» **Collected data entries**:

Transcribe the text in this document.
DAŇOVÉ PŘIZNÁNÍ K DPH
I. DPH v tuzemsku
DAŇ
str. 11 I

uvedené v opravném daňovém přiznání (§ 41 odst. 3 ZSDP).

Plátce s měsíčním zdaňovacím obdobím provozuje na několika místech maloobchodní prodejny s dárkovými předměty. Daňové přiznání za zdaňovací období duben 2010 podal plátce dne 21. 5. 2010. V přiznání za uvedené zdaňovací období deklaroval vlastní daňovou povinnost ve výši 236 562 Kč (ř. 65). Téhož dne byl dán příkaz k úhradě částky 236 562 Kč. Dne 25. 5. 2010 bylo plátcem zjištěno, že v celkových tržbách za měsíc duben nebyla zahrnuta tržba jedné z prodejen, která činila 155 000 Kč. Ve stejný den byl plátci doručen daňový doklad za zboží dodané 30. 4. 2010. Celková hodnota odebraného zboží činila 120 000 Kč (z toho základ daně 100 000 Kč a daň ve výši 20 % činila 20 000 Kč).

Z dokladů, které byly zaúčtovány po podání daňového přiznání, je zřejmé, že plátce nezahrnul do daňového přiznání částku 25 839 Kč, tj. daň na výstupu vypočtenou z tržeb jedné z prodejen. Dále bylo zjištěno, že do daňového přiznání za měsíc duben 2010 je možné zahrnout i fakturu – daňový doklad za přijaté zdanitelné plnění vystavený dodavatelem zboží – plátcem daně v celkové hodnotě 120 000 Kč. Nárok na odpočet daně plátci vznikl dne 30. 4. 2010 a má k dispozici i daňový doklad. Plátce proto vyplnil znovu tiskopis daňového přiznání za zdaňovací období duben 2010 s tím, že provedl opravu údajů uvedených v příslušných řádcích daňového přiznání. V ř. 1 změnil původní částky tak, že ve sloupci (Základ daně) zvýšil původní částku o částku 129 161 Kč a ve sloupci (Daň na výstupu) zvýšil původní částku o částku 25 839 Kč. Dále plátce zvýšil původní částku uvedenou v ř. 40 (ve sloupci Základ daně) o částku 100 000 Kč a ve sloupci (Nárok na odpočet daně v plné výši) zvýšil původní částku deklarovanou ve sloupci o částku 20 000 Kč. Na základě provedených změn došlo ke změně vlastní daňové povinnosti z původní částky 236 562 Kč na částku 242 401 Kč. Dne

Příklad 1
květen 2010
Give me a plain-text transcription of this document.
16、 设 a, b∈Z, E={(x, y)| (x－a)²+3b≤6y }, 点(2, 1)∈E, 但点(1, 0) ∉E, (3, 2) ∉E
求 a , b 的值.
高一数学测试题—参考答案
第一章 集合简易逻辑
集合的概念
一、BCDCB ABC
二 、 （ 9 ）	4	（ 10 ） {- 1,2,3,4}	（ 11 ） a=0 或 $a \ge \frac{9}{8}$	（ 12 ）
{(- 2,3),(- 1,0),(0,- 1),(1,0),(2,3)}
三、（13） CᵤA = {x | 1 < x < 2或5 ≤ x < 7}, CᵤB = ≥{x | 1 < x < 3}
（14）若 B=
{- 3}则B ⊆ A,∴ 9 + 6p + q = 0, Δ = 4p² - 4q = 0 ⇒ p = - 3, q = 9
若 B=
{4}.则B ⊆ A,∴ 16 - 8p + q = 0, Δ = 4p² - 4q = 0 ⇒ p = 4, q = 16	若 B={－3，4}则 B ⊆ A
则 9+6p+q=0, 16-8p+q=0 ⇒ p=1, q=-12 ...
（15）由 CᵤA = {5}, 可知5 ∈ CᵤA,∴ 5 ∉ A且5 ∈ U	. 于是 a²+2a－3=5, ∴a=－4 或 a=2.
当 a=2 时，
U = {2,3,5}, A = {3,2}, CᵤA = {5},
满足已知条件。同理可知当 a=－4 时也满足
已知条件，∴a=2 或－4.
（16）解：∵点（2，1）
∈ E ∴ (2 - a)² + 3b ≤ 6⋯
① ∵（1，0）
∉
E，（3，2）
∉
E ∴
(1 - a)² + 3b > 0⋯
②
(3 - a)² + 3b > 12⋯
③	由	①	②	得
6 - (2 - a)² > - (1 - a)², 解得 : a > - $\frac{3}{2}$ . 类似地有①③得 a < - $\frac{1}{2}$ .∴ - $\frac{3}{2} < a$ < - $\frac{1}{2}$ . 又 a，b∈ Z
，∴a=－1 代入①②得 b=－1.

» **WHAT YOU WILL DO**:
Every line in the data above that contains "frac" needs to be copied.

» **CORRECT RESULT**:
二 、 （ 9 ）	4	（ 10 ） {- 1,2,3,4}	（ 11 ） a=0 或 $a \ge \frac{9}{8}$	（ 12 ）
6 - (2 - a)² > - (1 - a)², 解得 : a > - $\frac{3}{2}$ . 类似地有①③得 a < - $\frac{1}{2}$ .∴ - $\frac{3}{2} < a$ < - $\frac{1}{2}$ . 又 a，b∈ Z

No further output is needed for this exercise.